* start Dataset excerpts *

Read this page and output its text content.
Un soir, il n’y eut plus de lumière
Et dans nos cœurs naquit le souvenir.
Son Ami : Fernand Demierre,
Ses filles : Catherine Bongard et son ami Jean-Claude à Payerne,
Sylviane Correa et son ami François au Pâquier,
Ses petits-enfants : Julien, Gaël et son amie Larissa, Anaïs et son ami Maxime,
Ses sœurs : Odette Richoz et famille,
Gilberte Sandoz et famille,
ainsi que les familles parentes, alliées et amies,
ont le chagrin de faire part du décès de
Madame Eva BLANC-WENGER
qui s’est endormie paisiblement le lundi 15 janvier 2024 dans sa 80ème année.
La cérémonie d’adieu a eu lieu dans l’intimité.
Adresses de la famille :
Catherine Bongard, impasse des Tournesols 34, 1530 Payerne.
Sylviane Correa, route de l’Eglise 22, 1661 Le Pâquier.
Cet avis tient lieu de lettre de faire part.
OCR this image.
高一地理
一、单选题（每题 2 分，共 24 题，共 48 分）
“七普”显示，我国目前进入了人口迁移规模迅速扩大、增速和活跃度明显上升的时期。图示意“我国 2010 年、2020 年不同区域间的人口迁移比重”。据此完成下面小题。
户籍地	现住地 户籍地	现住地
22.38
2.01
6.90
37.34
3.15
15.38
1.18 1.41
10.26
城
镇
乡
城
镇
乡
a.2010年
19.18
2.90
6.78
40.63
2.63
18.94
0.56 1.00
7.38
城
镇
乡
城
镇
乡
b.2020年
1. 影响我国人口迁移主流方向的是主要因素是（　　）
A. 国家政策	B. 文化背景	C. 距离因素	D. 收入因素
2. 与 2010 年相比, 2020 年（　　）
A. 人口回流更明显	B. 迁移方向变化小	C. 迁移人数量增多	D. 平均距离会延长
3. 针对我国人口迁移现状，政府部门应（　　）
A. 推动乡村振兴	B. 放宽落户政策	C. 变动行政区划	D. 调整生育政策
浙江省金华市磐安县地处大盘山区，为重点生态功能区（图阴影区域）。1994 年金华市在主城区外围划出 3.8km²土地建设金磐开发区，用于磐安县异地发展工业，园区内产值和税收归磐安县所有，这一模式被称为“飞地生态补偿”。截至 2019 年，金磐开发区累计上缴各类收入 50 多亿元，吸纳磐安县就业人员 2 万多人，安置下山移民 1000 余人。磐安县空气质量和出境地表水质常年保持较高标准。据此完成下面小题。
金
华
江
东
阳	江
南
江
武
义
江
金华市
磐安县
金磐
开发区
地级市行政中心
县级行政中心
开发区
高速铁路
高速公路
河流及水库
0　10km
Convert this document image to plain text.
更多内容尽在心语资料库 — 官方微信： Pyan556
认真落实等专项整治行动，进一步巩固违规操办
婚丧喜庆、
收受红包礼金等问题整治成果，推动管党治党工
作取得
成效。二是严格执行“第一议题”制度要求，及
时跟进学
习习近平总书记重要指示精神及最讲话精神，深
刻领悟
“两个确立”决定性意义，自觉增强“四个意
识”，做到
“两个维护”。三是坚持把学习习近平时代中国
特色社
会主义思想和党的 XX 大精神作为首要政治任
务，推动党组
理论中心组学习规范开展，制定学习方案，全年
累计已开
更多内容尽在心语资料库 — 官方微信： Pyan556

* end Dataset excerpts *

Your task:
Tally up the lines of the listing containing the word "据此完成下面小题". Give only the total.

Expected answer:
2